__EXERCISE AIM__.
Reproduce every line of the listing below with no changes.
━━━━━━━━
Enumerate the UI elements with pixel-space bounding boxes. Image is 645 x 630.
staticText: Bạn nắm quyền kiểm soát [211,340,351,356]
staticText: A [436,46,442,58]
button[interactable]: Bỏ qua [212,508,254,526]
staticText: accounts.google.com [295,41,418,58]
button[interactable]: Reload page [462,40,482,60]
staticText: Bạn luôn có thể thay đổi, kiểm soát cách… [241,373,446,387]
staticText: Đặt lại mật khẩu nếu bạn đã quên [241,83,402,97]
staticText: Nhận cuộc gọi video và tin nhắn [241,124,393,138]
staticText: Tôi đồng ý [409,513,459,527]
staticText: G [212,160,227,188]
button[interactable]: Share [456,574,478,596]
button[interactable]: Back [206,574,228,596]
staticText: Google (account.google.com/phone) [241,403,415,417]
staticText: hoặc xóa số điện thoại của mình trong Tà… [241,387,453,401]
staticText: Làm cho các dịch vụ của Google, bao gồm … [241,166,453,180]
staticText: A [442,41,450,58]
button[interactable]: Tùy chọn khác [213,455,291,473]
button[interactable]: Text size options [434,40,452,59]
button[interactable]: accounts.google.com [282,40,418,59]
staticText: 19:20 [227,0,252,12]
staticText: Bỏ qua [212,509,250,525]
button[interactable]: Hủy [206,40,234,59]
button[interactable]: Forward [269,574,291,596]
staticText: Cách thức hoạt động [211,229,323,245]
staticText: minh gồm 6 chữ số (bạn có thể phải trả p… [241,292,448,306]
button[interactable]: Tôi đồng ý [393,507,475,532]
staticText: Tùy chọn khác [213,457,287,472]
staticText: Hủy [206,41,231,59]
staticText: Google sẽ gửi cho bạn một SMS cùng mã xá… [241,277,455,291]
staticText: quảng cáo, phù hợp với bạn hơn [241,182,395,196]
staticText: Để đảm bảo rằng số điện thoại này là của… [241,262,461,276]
━━━━━━━━
__ANSWER TO THIS EXERCISE__.
Enumerate the UI elements with pixel-space bounding boxes. Image is 645 x 630.
staticText: Bạn nắm quyền kiểm soát [211,340,351,356]
staticText: A [436,46,442,58]
button[interactable]: Bỏ qua [212,508,254,526]
staticText: accounts.google.com [295,41,418,58]
button[interactable]: Reload page [462,40,482,60]
staticText: Bạn luôn có thể thay đổi, kiểm soát cách… [241,373,446,387]
staticText: Đặt lại mật khẩu nếu bạn đã quên [241,83,402,97]
staticText: Nhận cuộc gọi video và tin nhắn [241,124,393,138]
staticText: Tôi đồng ý [409,513,459,527]
staticText: G [212,160,227,188]
button[interactable]: Share [456,574,478,596]
button[interactable]: Back [206,574,228,596]
staticText: Google (account.google.com/phone) [241,403,415,417]
staticText: hoặc xóa số điện thoại của mình trong Tà… [241,387,453,401]
staticText: Làm cho các dịch vụ của Google, bao gồm … [241,166,453,180]
staticText: A [442,41,450,58]
button[interactable]: Tùy chọn khác [213,455,291,473]
button[interactable]: Text size options [434,40,452,59]
button[interactable]: accounts.google.com [282,40,418,59]
staticText: 19:20 [227,0,252,12]
staticText: Bỏ qua [212,509,250,525]
button[interactable]: Hủy [206,40,234,59]
button[interactable]: Forward [269,574,291,596]
staticText: Cách thức hoạt động [211,229,323,245]
staticText: minh gồm 6 chữ số (bạn có thể phải trả p… [241,292,448,306]
button[interactable]: Tôi đồng ý [393,507,475,532]
staticText: Tùy chọn khác [213,457,287,472]
staticText: Hủy [206,41,231,59]
staticText: Google sẽ gửi cho bạn một SMS cùng mã xá… [241,277,455,291]
staticText: quảng cáo, phù hợp với bạn hơn [241,182,395,196]
staticText: Để đảm bảo rằng số điện thoại này là của… [241,262,461,276]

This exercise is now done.